__Written task__
Leave every picture out and write out the records below exactly.

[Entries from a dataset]
^^^^^^^^^^^^^^^^
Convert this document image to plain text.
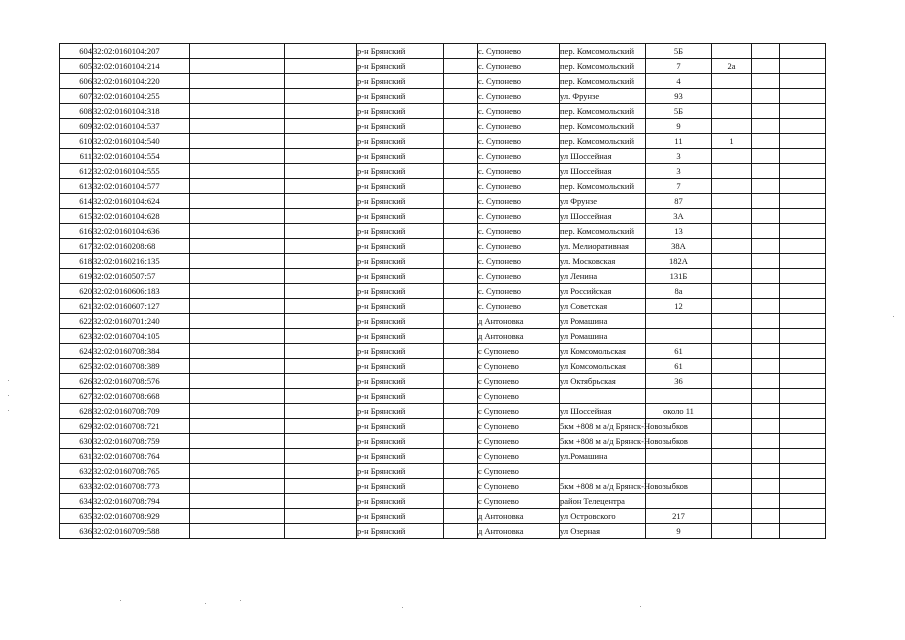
604	32:02:0160104:207			р-н Брянский		с. Супонево	пер. Комсомольский	5Б			
605	32:02:0160104:214			р-н Брянский		с. Супонево	пер. Комсомольский	7	2а		
606	32:02:0160104:220			р-н Брянский		с. Супонево	пер. Комсомольский	4			
607	32:02:0160104:255			р-н Брянский		с. Супонево	ул. Фрунзе	93			
608	32:02:0160104:318			р-н Брянский		с. Супонево	пер. Комсомольский	5Б			
609	32:02:0160104:537			р-н Брянский		с. Супонево	пер. Комсомольский	9			
610	32:02:0160104:540			р-н Брянский		с. Супонево	пер. Комсомольский	11	1		
611	32:02:0160104:554			р-н Брянский		с. Супонево	ул Шоссейная	3			
612	32:02:0160104:555			р-н Брянский		с. Супонево	ул Шоссейная	3			
613	32:02:0160104:577			р-н Брянский		с. Супонево	пер. Комсомольский	7			
614	32:02:0160104:624			р-н Брянский		с. Супонево	ул Фрунзе	87			
615	32:02:0160104:628			р-н Брянский		с. Супонево	ул Шоссейная	3А			
616	32:02:0160104:636			р-н Брянский		с. Супонево	пер. Комсомольский	13			
617	32:02:0160208:68			р-н Брянский		с. Супонево	ул. Мелиоративная	38А			
618	32:02:0160216:135			р-н Брянский		с. Супонево	ул. Московская	182А			
619	32:02:0160507:57			р-н Брянский		с. Супонево	ул Ленина	131Б			
620	32:02:0160606:183			р-н Брянский		с. Супонево	ул Российская	8а			
621	32:02:0160607:127			р-н Брянский		с. Супонево	ул Советская	12			
622	32:02:0160701:240			р-н Брянский		д Антоновка	ул Ромашина				
623	32:02:0160704:105			р-н Брянский		д Антоновка	ул Ромашина				
624	32:02:0160708:384			р-н Брянский		с Супонево	ул Комсомольская	61			
625	32:02:0160708:389			р-н Брянский		с Супонево	ул Комсомольская	61			
626	32:02:0160708:576			р-н Брянский		с Супонево	ул Октябрьская	36			
627	32:02:0160708:668			р-н Брянский		с Супонево					
628	32:02:0160708:709			р-н Брянский		с Супонево	ул Шоссейная	около 11			
629	32:02:0160708:721			р-н Брянский		с Супонево	5км +808 м а/д Брянск-Новозыбков				
630	32:02:0160708:759			р-н Брянский		с Супонево	5км +808 м а/д Брянск-Новозыбков				
631	32:02:0160708:764			р-н Брянский		с Супонево	ул.Ромашина				
632	32:02:0160708:765			р-н Брянский		с Супонево					
633	32:02:0160708:773			р-н Брянский		с Супонево	5км +808 м а/д Брянск-Новозыбков				
634	32:02:0160708:794			р-н Брянский		с Супонево	район Телецентра				
635	32:02:0160708:929			р-н Брянский		д Антоновка	ул Островского	217			
636	32:02:0160709:588			р-н Брянский		д Антоновка	ул Озерная	9			
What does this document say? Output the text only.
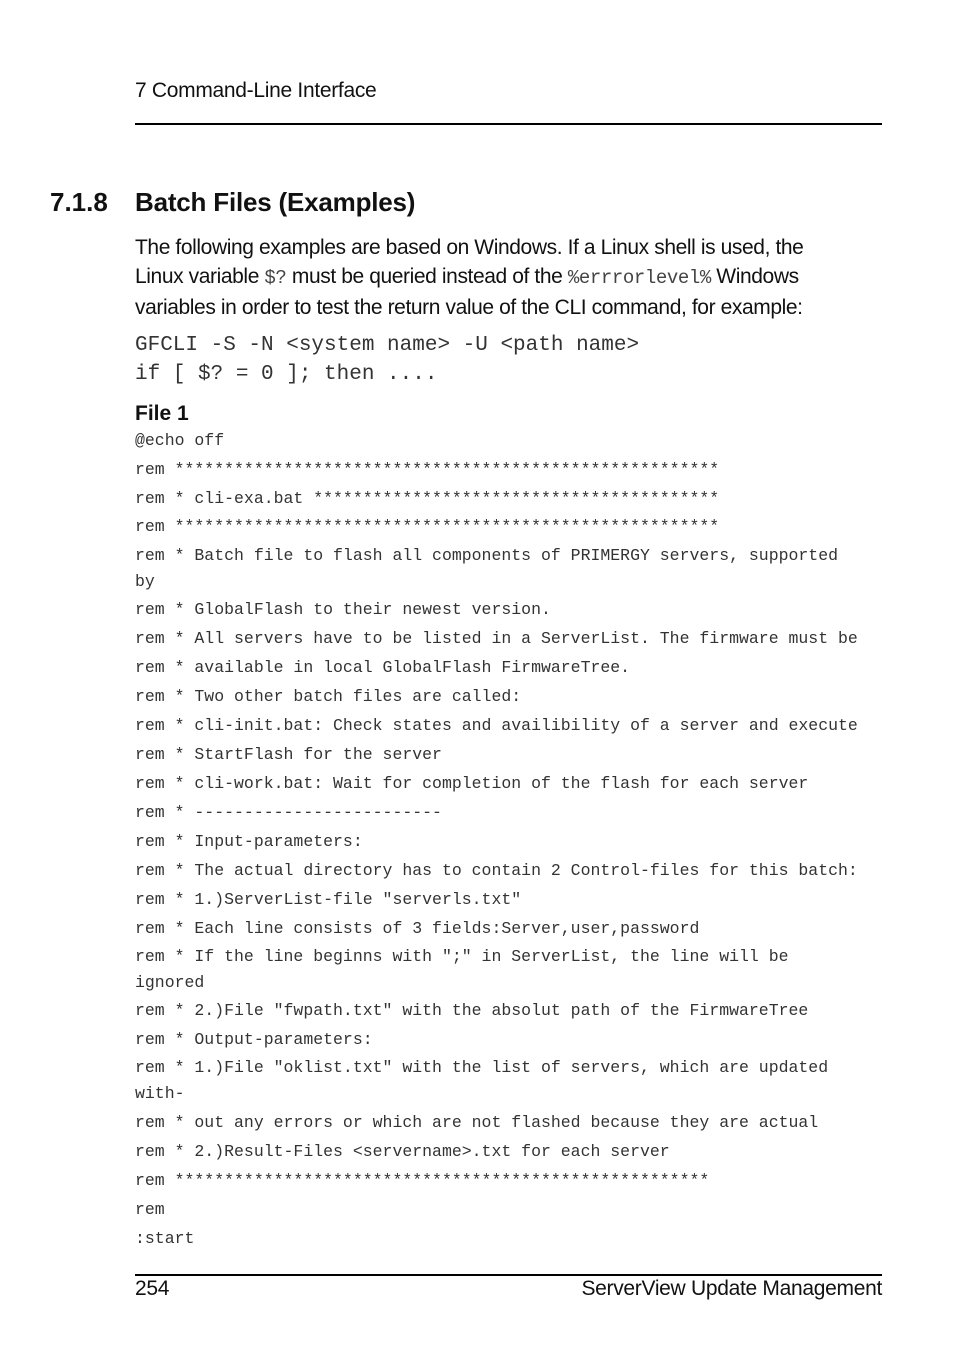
7 Command-Line Interface
7.1.8 Batch Files (Examples)

The following examples are based on Windows. If a Linux shell is used, the
Linux variable $? must be queried instead of the %errrorlevel% Windows
variables in order to test the return value of the CLI command, for example:

GFCLI -S -N <system name> -U <path name>
if [ $? = 0 ]; then ....
File 1
@echo off
rem *******************************************************
rem * cli-exa.bat *****************************************
rem *******************************************************
rem * Batch file to flash all components of PRIMERGY servers, supported
by
rem * GlobalFlash to their newest version.
rem * All servers have to be listed in a ServerList. The firmware must be
rem * available in local GlobalFlash FirmwareTree.
rem * Two other batch files are called:
rem * cli-init.bat: Check states and availibility of a server and execute
rem * StartFlash for the server
rem * cli-work.bat: Wait for completion of the flash for each server
rem * -------------------------
rem * Input-parameters:
rem * The actual directory has to contain 2 Control-files for this batch:
rem * 1.)ServerList-file "serverls.txt"
rem * Each line consists of 3 fields:Server,user,password
rem * If the line beginns with ";" in ServerList, the line will be
ignored
rem * 2.)File "fwpath.txt" with the absolut path of the FirmwareTree
rem * Output-parameters:
rem * 1.)File "oklist.txt" with the list of servers, which are updated
with-
rem * out any errors or which are not flashed because they are actual
rem * 2.)Result-Files <servername>.txt for each server
rem ******************************************************
rem
:start
254	ServerView Update Management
^^^^^^^^^^^^^^^^
__Correct output__
Convert this document image to plain text.
604	32:02:0160104:207			р-н Брянский		с. Супонево	пер. Комсомольский	5Б			
605	32:02:0160104:214			р-н Брянский		с. Супонево	пер. Комсомольский	7	2а		
606	32:02:0160104:220			р-н Брянский		с. Супонево	пер. Комсомольский	4			
607	32:02:0160104:255			р-н Брянский		с. Супонево	ул. Фрунзе	93			
608	32:02:0160104:318			р-н Брянский		с. Супонево	пер. Комсомольский	5Б			
609	32:02:0160104:537			р-н Брянский		с. Супонево	пер. Комсомольский	9			
610	32:02:0160104:540			р-н Брянский		с. Супонево	пер. Комсомольский	11	1		
611	32:02:0160104:554			р-н Брянский		с. Супонево	ул Шоссейная	3			
612	32:02:0160104:555			р-н Брянский		с. Супонево	ул Шоссейная	3			
613	32:02:0160104:577			р-н Брянский		с. Супонево	пер. Комсомольский	7			
614	32:02:0160104:624			р-н Брянский		с. Супонево	ул Фрунзе	87			
615	32:02:0160104:628			р-н Брянский		с. Супонево	ул Шоссейная	3А			
616	32:02:0160104:636			р-н Брянский		с. Супонево	пер. Комсомольский	13			
617	32:02:0160208:68			р-н Брянский		с. Супонево	ул. Мелиоративная	38А			
618	32:02:0160216:135			р-н Брянский		с. Супонево	ул. Московская	182А			
619	32:02:0160507:57			р-н Брянский		с. Супонево	ул Ленина	131Б			
620	32:02:0160606:183			р-н Брянский		с. Супонево	ул Российская	8а			
621	32:02:0160607:127			р-н Брянский		с. Супонево	ул Советская	12			
622	32:02:0160701:240			р-н Брянский		д Антоновка	ул Ромашина				
623	32:02:0160704:105			р-н Брянский		д Антоновка	ул Ромашина				
624	32:02:0160708:384			р-н Брянский		с Супонево	ул Комсомольская	61			
625	32:02:0160708:389			р-н Брянский		с Супонево	ул Комсомольская	61			
626	32:02:0160708:576			р-н Брянский		с Супонево	ул Октябрьская	36			
627	32:02:0160708:668			р-н Брянский		с Супонево					
628	32:02:0160708:709			р-н Брянский		с Супонево	ул Шоссейная	около 11			
629	32:02:0160708:721			р-н Брянский		с Супонево	5км +808 м а/д Брянск-Новозыбков				
630	32:02:0160708:759			р-н Брянский		с Супонево	5км +808 м а/д Брянск-Новозыбков				
631	32:02:0160708:764			р-н Брянский		с Супонево	ул.Ромашина				
632	32:02:0160708:765			р-н Брянский		с Супонево					
633	32:02:0160708:773			р-н Брянский		с Супонево	5км +808 м а/д Брянск-Новозыбков				
634	32:02:0160708:794			р-н Брянский		с Супонево	район Телецентра				
635	32:02:0160708:929			р-н Брянский		д Антоновка	ул Островского	217			
636	32:02:0160709:588			р-н Брянский		д Антоновка	ул Озерная	9			
What does this document say? Output the text only.
7 Command-Line Interface
7.1.8 Batch Files (Examples)

The following examples are based on Windows. If a Linux shell is used, the
Linux variable $? must be queried instead of the %errrorlevel% Windows
variables in order to test the return value of the CLI command, for example:

GFCLI -S -N <system name> -U <path name>
if [ $? = 0 ]; then ....
File 1
@echo off
rem *******************************************************
rem * cli-exa.bat *****************************************
rem *******************************************************
rem * Batch file to flash all components of PRIMERGY servers, supported
by
rem * GlobalFlash to their newest version.
rem * All servers have to be listed in a ServerList. The firmware must be
rem * available in local GlobalFlash FirmwareTree.
rem * Two other batch files are called:
rem * cli-init.bat: Check states and availibility of a server and execute
rem * StartFlash for the server
rem * cli-work.bat: Wait for completion of the flash for each server
rem * -------------------------
rem * Input-parameters:
rem * The actual directory has to contain 2 Control-files for this batch:
rem * 1.)ServerList-file "serverls.txt"
rem * Each line consists of 3 fields:Server,user,password
rem * If the line beginns with ";" in ServerList, the line will be
ignored
rem * 2.)File "fwpath.txt" with the absolut path of the FirmwareTree
rem * Output-parameters:
rem * 1.)File "oklist.txt" with the list of servers, which are updated
with-
rem * out any errors or which are not flashed because they are actual
rem * 2.)Result-Files <servername>.txt for each server
rem ******************************************************
rem
:start
254	ServerView Update Management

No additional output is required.